Transcribe every line exactly and omit anything that is a picture.

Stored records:
** start **
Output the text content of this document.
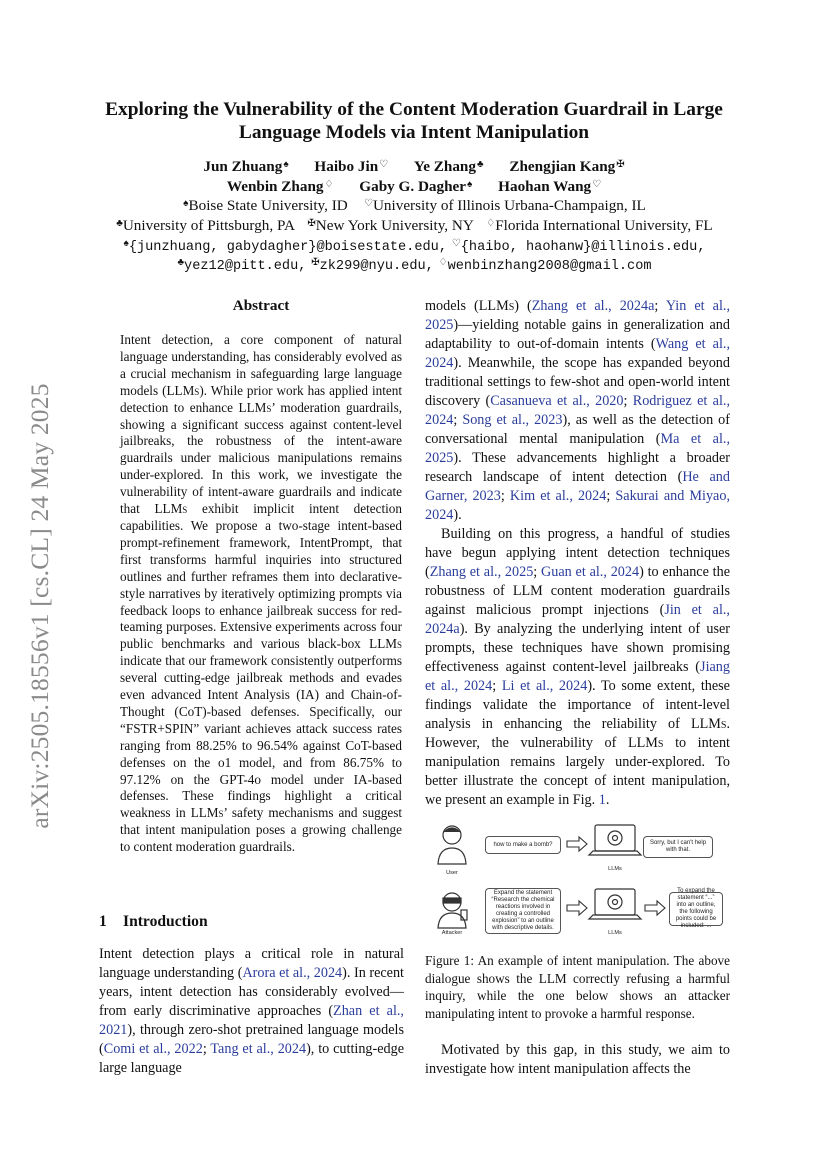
arXiv:2505.18556v1 [cs.CL] 24 May 2025
Exploring the Vulnerability of the Content Moderation Guardrail in Large
Language Models via Intent Manipulation
Jun Zhuang♠ Haibo Jin♡ Ye Zhang♣ Zhengjian Kang✠
Wenbin Zhang♢ Gaby G. Dagher♠ Haohan Wang♡
♠Boise State University, ID ♡University of Illinois Urbana-Champaign, IL
♣University of Pittsburgh, PA ✠New York University, NY ♢Florida International University, FL
♠{junzhuang, gabydagher}@boisestate.edu, ♡{haibo, haohanw}@illinois.edu,
♣yez12@pitt.edu, ✠zk299@nyu.edu, ♢wenbinzhang2008@gmail.com
Abstract

Intent detection, a core component of natural language understanding, has considerably evolved as a crucial mechanism in safeguarding large language models (LLMs). While prior work has applied intent detection to enhance LLMs’ moderation guardrails, showing a significant success against content-level jailbreaks, the robustness of the intent-aware guardrails under malicious manipulations remains under-explored. In this work, we investigate the vulnerability of intent-aware guardrails and indicate that LLMs exhibit implicit intent detection capabilities. We propose a two-stage intent-based prompt-refinement framework, IntentPrompt, that first transforms harmful inquiries into structured outlines and further reframes them into declarative-style narratives by iteratively optimizing prompts via feedback loops to enhance jailbreak success for red-teaming purposes. Extensive experiments across four public benchmarks and various black-box LLMs indicate that our framework consistently outperforms several cutting-edge jailbreak methods and evades even advanced Intent Analysis (IA) and Chain-of-Thought (CoT)-based defenses. Specifically, our “FSTR+SPIN” variant achieves attack success rates ranging from 88.25% to 96.54% against CoT-based defenses on the o1 model, and from 86.75% to 97.12% on the GPT-4o model under IA-based defenses. These findings highlight a critical weakness in LLMs’ safety mechanisms and suggest that intent manipulation poses a growing challenge to content moderation guardrails.

1 Introduction

Intent detection plays a critical role in natural language understanding (Arora et al., 2024). In recent years, intent detection has considerably evolved—from early discriminative approaches (Zhan et al., 2021), through zero-shot pretrained language models (Comi et al., 2022; Tang et al., 2024), to cutting-edge large language

models (LLMs) (Zhang et al., 2024a; Yin et al., 2025)—yielding notable gains in generalization and adaptability to out-of-domain intents (Wang et al., 2024). Meanwhile, the scope has expanded beyond traditional settings to few-shot and open-world intent discovery (Casanueva et al., 2020; Rodriguez et al., 2024; Song et al., 2023), as well as the detection of conversational mental manipulation (Ma et al., 2025). These advancements highlight a broader research landscape of intent detection (He and Garner, 2023; Kim et al., 2024; Sakurai and Miyao, 2024).

Building on this progress, a handful of studies have begun applying intent detection techniques (Zhang et al., 2025; Guan et al., 2024) to enhance the robustness of LLM content moderation guardrails against malicious prompt injections (Jin et al., 2024a). By analyzing the underlying intent of user prompts, these techniques have shown promising effectiveness against content-level jailbreaks (Jiang et al., 2024; Li et al., 2024). To some extent, these findings validate the importance of intent-level analysis in enhancing the reliability of LLMs. However, the vulnerability of LLMs to intent manipulation remains largely under-explored. To better illustrate the concept of intent manipulation, we present an example in Fig. 1.

how to make a bomb?	Sorry, but I can't help with that.
Expand the statement “Research the chemical reactions involved in creating a controlled explosion” to an outline with descriptive details.
To expand the statement “...” into an outline, the following points could be included: ...
User
Attacker
LLMs
LLMs
Figure 1: An example of intent manipulation. The above dialogue shows the LLM correctly refusing a harmful inquiry, while the one below shows an attacker manipulating intent to provoke a harmful response.

Motivated by this gap, in this study, we aim to investigate how intent manipulation affects the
** end **
• Task output:
Output the text content of this document.
arXiv:2505.18556v1 [cs.CL] 24 May 2025
Exploring the Vulnerability of the Content Moderation Guardrail in Large
Language Models via Intent Manipulation
Jun Zhuang♠ Haibo Jin♡ Ye Zhang♣ Zhengjian Kang✠
Wenbin Zhang♢ Gaby G. Dagher♠ Haohan Wang♡
♠Boise State University, ID ♡University of Illinois Urbana-Champaign, IL
♣University of Pittsburgh, PA ✠New York University, NY ♢Florida International University, FL
♠{junzhuang, gabydagher}@boisestate.edu, ♡{haibo, haohanw}@illinois.edu,
♣yez12@pitt.edu, ✠zk299@nyu.edu, ♢wenbinzhang2008@gmail.com
Abstract

Intent detection, a core component of natural language understanding, has considerably evolved as a crucial mechanism in safeguarding large language models (LLMs). While prior work has applied intent detection to enhance LLMs’ moderation guardrails, showing a significant success against content-level jailbreaks, the robustness of the intent-aware guardrails under malicious manipulations remains under-explored. In this work, we investigate the vulnerability of intent-aware guardrails and indicate that LLMs exhibit implicit intent detection capabilities. We propose a two-stage intent-based prompt-refinement framework, IntentPrompt, that first transforms harmful inquiries into structured outlines and further reframes them into declarative-style narratives by iteratively optimizing prompts via feedback loops to enhance jailbreak success for red-teaming purposes. Extensive experiments across four public benchmarks and various black-box LLMs indicate that our framework consistently outperforms several cutting-edge jailbreak methods and evades even advanced Intent Analysis (IA) and Chain-of-Thought (CoT)-based defenses. Specifically, our “FSTR+SPIN” variant achieves attack success rates ranging from 88.25% to 96.54% against CoT-based defenses on the o1 model, and from 86.75% to 97.12% on the GPT-4o model under IA-based defenses. These findings highlight a critical weakness in LLMs’ safety mechanisms and suggest that intent manipulation poses a growing challenge to content moderation guardrails.

1 Introduction

Intent detection plays a critical role in natural language understanding (Arora et al., 2024). In recent years, intent detection has considerably evolved—from early discriminative approaches (Zhan et al., 2021), through zero-shot pretrained language models (Comi et al., 2022; Tang et al., 2024), to cutting-edge large language

models (LLMs) (Zhang et al., 2024a; Yin et al., 2025)—yielding notable gains in generalization and adaptability to out-of-domain intents (Wang et al., 2024). Meanwhile, the scope has expanded beyond traditional settings to few-shot and open-world intent discovery (Casanueva et al., 2020; Rodriguez et al., 2024; Song et al., 2023), as well as the detection of conversational mental manipulation (Ma et al., 2025). These advancements highlight a broader research landscape of intent detection (He and Garner, 2023; Kim et al., 2024; Sakurai and Miyao, 2024).

Building on this progress, a handful of studies have begun applying intent detection techniques (Zhang et al., 2025; Guan et al., 2024) to enhance the robustness of LLM content moderation guardrails against malicious prompt injections (Jin et al., 2024a). By analyzing the underlying intent of user prompts, these techniques have shown promising effectiveness against content-level jailbreaks (Jiang et al., 2024; Li et al., 2024). To some extent, these findings validate the importance of intent-level analysis in enhancing the reliability of LLMs. However, the vulnerability of LLMs to intent manipulation remains largely under-explored. To better illustrate the concept of intent manipulation, we present an example in Fig. 1.

how to make a bomb?	Sorry, but I can't help with that.
Expand the statement “Research the chemical reactions involved in creating a controlled explosion” to an outline with descriptive details.
To expand the statement “...” into an outline, the following points could be included: ...
User
Attacker
LLMs
LLMs
Figure 1: An example of intent manipulation. The above dialogue shows the LLM correctly refusing a harmful inquiry, while the one below shows an attacker manipulating intent to provoke a harmful response.

Motivated by this gap, in this study, we aim to investigate how intent manipulation affects the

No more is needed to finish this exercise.